§ **Task directions**:
Reproduce the listing verbatim.

[Collected data]
● ● ● ● ●

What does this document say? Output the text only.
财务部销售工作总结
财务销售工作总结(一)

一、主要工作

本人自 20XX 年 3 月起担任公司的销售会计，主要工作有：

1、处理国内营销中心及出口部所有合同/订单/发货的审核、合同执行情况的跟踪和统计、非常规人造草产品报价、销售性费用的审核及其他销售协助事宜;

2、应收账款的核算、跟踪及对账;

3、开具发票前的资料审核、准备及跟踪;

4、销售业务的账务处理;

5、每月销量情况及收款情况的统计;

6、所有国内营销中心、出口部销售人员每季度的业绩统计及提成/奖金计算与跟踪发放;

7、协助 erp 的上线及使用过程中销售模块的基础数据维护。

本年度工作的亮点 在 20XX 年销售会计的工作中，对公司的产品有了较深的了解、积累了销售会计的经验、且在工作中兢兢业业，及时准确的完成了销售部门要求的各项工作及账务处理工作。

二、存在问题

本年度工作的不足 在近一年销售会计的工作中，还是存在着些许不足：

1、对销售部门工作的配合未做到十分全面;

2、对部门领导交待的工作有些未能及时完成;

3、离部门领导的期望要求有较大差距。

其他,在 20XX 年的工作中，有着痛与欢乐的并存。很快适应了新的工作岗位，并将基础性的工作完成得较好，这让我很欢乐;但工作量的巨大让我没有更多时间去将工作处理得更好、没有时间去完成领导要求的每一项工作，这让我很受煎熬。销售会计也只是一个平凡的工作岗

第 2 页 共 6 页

● ● ● ● ●

§ **Exercise output**:
What does this document say? Output the text only.
财务部销售工作总结
财务销售工作总结(一)

一、主要工作

本人自 20XX 年 3 月起担任公司的销售会计，主要工作有：

1、处理国内营销中心及出口部所有合同/订单/发货的审核、合同执行情况的跟踪和统计、非常规人造草产品报价、销售性费用的审核及其他销售协助事宜;

2、应收账款的核算、跟踪及对账;

3、开具发票前的资料审核、准备及跟踪;

4、销售业务的账务处理;

5、每月销量情况及收款情况的统计;

6、所有国内营销中心、出口部销售人员每季度的业绩统计及提成/奖金计算与跟踪发放;

7、协助 erp 的上线及使用过程中销售模块的基础数据维护。

本年度工作的亮点 在 20XX 年销售会计的工作中，对公司的产品有了较深的了解、积累了销售会计的经验、且在工作中兢兢业业，及时准确的完成了销售部门要求的各项工作及账务处理工作。

二、存在问题

本年度工作的不足 在近一年销售会计的工作中，还是存在着些许不足：

1、对销售部门工作的配合未做到十分全面;

2、对部门领导交待的工作有些未能及时完成;

3、离部门领导的期望要求有较大差距。

其他,在 20XX 年的工作中，有着痛与欢乐的并存。很快适应了新的工作岗位，并将基础性的工作完成得较好，这让我很欢乐;但工作量的巨大让我没有更多时间去将工作处理得更好、没有时间去完成领导要求的每一项工作，这让我很受煎熬。销售会计也只是一个平凡的工作岗

第 2 页 共 6 页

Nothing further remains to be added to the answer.